## What the exercise asks:
Records follow. Pull out every line that contains "count".

------------------------------------------------------------

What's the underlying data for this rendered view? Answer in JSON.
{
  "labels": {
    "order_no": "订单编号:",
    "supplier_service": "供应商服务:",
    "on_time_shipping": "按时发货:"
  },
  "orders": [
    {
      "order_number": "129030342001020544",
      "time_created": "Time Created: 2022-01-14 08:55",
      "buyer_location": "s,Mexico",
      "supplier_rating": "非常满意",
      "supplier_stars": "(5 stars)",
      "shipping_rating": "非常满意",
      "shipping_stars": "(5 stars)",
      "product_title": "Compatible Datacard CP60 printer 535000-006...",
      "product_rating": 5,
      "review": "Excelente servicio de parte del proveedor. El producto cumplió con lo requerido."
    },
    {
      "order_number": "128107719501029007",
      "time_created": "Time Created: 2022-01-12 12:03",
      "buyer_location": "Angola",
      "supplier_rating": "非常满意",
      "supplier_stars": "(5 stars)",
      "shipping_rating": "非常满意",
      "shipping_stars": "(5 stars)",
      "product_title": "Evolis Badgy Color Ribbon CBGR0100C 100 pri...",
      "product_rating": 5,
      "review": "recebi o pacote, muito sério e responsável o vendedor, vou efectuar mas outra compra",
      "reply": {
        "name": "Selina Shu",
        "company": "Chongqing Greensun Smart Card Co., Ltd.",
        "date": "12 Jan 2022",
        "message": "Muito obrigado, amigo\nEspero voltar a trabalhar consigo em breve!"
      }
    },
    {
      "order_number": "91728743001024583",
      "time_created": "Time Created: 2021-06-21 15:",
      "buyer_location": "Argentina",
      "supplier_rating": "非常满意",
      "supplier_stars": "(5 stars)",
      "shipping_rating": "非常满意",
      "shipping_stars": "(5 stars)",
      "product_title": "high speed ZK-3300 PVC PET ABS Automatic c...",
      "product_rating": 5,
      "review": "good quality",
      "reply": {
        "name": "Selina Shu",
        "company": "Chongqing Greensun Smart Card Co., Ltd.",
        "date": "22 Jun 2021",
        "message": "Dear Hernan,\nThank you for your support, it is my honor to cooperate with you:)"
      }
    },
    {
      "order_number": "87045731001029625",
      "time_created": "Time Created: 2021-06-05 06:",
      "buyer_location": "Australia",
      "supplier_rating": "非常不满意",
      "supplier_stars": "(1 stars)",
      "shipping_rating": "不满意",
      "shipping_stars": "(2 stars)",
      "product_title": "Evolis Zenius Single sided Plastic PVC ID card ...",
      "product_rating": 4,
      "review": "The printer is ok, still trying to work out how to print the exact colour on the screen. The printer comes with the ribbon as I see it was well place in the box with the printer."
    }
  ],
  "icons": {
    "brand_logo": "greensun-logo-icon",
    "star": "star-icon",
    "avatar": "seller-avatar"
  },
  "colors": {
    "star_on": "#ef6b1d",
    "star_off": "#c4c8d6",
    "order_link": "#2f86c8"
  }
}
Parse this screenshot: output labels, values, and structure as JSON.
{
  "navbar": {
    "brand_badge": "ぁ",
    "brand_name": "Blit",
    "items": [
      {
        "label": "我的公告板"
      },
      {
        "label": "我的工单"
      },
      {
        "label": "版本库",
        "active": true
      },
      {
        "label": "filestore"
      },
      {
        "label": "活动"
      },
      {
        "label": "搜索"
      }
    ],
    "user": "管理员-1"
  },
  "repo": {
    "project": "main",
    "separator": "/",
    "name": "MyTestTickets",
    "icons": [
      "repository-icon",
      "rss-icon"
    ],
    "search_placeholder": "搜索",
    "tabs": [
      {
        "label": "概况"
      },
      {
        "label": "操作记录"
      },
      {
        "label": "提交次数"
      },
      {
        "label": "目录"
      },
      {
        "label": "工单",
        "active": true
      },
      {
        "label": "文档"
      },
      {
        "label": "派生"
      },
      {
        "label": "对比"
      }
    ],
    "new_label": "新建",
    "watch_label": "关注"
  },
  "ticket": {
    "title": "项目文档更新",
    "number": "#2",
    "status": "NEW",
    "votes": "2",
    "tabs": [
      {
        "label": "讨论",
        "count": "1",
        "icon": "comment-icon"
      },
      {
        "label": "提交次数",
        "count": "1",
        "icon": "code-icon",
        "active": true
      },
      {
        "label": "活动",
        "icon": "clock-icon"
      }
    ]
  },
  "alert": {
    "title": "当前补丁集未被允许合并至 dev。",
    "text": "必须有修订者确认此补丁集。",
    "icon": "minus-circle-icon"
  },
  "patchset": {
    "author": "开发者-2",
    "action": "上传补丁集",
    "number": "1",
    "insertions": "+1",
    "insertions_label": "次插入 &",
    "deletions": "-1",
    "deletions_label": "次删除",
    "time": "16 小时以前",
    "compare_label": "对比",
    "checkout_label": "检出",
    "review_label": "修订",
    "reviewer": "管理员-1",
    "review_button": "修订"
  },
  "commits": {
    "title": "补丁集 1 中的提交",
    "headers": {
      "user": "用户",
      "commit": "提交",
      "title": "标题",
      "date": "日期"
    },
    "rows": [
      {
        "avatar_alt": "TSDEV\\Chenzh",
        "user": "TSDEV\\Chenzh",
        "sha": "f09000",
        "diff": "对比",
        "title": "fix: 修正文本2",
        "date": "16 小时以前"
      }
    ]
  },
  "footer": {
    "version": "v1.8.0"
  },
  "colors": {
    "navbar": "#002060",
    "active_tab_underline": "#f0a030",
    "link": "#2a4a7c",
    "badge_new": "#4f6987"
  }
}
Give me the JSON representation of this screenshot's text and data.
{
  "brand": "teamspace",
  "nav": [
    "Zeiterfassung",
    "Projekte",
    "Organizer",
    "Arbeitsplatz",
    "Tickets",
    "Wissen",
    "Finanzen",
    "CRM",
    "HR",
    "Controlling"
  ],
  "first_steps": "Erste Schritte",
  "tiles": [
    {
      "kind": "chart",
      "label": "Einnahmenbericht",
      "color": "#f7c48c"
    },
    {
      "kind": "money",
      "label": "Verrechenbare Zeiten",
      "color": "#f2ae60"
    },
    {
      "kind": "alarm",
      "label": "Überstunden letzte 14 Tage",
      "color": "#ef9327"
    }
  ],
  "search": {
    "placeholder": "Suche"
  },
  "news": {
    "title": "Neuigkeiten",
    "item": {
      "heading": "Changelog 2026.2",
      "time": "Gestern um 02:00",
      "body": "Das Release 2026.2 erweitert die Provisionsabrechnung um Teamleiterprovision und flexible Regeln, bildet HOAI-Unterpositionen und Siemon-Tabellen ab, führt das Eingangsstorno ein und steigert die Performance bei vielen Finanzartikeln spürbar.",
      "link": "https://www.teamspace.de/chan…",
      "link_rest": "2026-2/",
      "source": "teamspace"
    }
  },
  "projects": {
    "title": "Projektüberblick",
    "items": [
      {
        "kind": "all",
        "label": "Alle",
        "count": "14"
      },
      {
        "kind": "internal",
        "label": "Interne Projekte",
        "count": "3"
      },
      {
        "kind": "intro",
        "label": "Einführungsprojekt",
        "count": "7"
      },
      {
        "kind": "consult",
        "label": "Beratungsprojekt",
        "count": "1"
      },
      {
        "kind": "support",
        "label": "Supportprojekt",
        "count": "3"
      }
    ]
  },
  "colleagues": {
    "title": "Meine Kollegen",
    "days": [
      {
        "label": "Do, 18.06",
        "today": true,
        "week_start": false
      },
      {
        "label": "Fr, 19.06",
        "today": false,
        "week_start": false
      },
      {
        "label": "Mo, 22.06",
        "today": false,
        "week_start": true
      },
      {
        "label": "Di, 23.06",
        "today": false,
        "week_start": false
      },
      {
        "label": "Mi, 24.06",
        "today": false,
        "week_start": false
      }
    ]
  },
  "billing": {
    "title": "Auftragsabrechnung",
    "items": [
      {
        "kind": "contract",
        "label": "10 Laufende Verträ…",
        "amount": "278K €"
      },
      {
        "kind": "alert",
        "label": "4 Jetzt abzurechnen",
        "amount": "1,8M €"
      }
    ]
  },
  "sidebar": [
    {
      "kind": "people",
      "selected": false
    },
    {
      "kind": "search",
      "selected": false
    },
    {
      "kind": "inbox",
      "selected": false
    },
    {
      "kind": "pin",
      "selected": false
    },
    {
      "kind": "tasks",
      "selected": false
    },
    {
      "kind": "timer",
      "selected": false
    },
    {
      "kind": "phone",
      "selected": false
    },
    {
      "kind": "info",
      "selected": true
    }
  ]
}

------------------------------------------------------------

## Answer to this exercise:
        "count": "1",
        "count": "1",
        "count": "14"
        "count": "3"
        "count": "7"
        "count": "1"
        "count": "3"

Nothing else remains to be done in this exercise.